#### [WRITTEN TASKS]
1 - Answer these from the article on the NCAA Twitter rule:
(a) Which school's compliance office provided the outline of the new social media policy?
(b) How many days old is the second archived post that the article shows Moorhead retweeting?
(c) How does the article describe Jamyest Williams?
2 - From the article on the NCAA Twitter rule, pull out everything from "Like this one, from" down to "a coach’s interest.".

#### [SUPPLIED TEXT]
------------------------------------------------------------------------
Effective starting today, college football coaches my retweet and Like tweets coming from the Twitter profiles of prospective student-athletes under a new NCAA rule. New Penn State offensive coordinator is among many coaches around the country taking full advantage of the new allowance.
As now allowed by the NCAA, coaches may react to Twitter updates from recruits in the form of a retweet or a Like without any punishment from the NCAA for minor violations. Because the NCAA was too worried about upholding and overseeing the social media operations of coaches in the growing field of Twitter, the NCAA decided to open the floodgates instead and allow limited interactions between coaches and recruits in the public eye. Coaches may not, however, send any written comments or mentions to recruits or add on any additional comments to retweets. At the moment, it’s unclear how this new rule will affect online college football odds.
Here’s a good outline of the new social media policy provided by Arizona State’s compliance office last night;
— Sun Devil Compliance (@SunDevilsAsk) July 31, 2016
Since James Franklin was hired by Penn State it quickly became clear Penn State’s coaches were going to be active on Twitter. It did not take long for Penn State coaches to start putting out tweets about the football program and that continues to this day with subtle recruiting news updates and graphics and more. So, as you woke up this morning and started catching up on your Twitter feed, you may have been flooded by retweets from any college football coaches you may follow, including Joe Moorhead. Moorhead has been digging deep into the Twitter archives to retweet posts from recruits receiving offers from Penn State. And I mean deep into the archives, like over 540 days ago.
Like this one, from 541 days ago…
Or this one from 547 days ago…
Moorhead has had some much more recent tweets to share with his followers, in an effort to remind Penn State fans and the specific recruits he has his eyes on them as prospective Nittany Lions. Under the NCAA rule, Moorhead is doing absolutely nothing wrong, and in today’s world of making an impression with recruits, it seems this is the way to go. As pointed out by SB Nation when discussing this rule change in mid-April, teenagers love it.
“I guess now we can see how much love these schools genuinely have for us (laughing emoji),” said Jamyest Williams, an elite Atlanta cornerback recruit.
The overwhelming response was that they will be able to see how much a coach really likes them. Yes, recruits can now use likes and retweets as further evidence of a coach’s interest.
------------------------------------------------------------------------
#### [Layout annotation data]
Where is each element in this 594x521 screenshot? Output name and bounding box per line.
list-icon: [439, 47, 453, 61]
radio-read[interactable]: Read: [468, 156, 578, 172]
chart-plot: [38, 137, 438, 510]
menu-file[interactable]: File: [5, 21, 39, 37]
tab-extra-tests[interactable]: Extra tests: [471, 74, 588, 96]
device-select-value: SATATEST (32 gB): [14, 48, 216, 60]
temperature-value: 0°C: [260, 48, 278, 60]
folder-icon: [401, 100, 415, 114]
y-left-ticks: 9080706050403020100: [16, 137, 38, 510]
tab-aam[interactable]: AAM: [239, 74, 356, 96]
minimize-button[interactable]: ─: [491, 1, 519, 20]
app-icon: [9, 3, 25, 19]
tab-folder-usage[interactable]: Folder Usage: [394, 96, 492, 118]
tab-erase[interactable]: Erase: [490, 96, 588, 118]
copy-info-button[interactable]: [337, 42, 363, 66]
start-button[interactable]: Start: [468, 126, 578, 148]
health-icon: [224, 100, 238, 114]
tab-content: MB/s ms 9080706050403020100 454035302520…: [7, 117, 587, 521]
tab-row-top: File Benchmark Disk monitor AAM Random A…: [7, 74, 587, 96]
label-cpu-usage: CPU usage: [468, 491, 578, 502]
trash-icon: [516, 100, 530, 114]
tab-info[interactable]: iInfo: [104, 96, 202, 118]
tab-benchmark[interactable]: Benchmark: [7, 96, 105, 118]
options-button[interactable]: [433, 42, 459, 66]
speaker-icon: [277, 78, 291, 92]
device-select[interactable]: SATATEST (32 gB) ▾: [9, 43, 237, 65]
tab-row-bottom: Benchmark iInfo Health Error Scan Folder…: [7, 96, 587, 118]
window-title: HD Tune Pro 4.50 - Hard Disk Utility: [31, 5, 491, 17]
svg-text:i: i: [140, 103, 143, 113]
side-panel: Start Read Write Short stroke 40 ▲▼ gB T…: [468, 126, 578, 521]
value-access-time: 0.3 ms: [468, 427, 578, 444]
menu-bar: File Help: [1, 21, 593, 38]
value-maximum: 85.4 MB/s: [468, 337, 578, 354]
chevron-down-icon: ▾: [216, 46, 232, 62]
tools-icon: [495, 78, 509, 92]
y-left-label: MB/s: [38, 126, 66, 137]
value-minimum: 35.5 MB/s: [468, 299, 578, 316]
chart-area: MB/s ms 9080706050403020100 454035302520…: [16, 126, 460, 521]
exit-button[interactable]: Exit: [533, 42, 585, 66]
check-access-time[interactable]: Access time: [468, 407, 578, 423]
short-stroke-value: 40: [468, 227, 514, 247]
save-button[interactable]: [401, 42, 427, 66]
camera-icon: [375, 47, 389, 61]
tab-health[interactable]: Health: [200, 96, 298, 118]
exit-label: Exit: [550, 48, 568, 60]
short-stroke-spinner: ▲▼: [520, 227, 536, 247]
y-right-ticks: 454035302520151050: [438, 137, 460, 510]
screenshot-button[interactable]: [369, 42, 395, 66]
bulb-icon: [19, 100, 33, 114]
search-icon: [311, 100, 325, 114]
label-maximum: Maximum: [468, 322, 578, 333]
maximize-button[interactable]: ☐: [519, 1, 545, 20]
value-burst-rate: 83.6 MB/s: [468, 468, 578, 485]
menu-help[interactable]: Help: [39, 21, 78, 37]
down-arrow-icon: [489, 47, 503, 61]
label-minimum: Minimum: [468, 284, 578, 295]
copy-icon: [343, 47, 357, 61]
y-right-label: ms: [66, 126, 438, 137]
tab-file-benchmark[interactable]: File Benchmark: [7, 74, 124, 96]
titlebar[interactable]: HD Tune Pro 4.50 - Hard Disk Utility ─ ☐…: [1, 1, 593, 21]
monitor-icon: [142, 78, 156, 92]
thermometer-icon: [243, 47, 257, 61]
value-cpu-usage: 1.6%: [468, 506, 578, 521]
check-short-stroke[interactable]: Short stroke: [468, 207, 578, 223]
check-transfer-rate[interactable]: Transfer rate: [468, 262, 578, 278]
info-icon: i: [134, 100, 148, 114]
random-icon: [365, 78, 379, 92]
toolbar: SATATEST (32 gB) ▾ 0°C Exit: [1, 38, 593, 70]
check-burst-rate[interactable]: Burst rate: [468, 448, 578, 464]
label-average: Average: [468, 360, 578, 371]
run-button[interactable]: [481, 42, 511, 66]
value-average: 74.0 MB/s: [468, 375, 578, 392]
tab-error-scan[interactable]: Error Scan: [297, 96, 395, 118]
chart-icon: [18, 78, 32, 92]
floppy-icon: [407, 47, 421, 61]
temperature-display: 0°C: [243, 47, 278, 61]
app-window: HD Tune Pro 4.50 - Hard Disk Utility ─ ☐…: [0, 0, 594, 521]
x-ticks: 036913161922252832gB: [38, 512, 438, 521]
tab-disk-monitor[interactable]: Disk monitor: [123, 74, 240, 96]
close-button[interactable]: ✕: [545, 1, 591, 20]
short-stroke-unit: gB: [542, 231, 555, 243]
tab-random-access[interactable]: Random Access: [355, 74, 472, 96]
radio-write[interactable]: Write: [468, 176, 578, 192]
------------------------------------------------------------------------
#### [TASK RESPONSES]
1 -
(a) Arizona State's compliance office.
(b) 547 days.
(c) As an elite Atlanta cornerback recruit.

2 -
Like this one, from 541 days ago…
Or this one from 547 days ago…
Moorhead has had some much more recent tweets to share with his followers, in an effort to remind Penn State fans and the specific recruits he has his eyes on them as prospective Nittany Lions. Under the NCAA rule, Moorhead is doing absolutely nothing wrong, and in today’s world of making an impression with recruits, it seems this is the way to go. As pointed out by SB Nation when discussing this rule change in mid-April, teenagers love it.
“I guess now we can see how much love these schools genuinely have for us (laughing emoji),” said Jamyest Williams, an elite Atlanta cornerback recruit.
The overwhelming response was that they will be able to see how much a coach really likes them. Yes, recruits can now use likes and retweets as further evidence of a coach’s interest.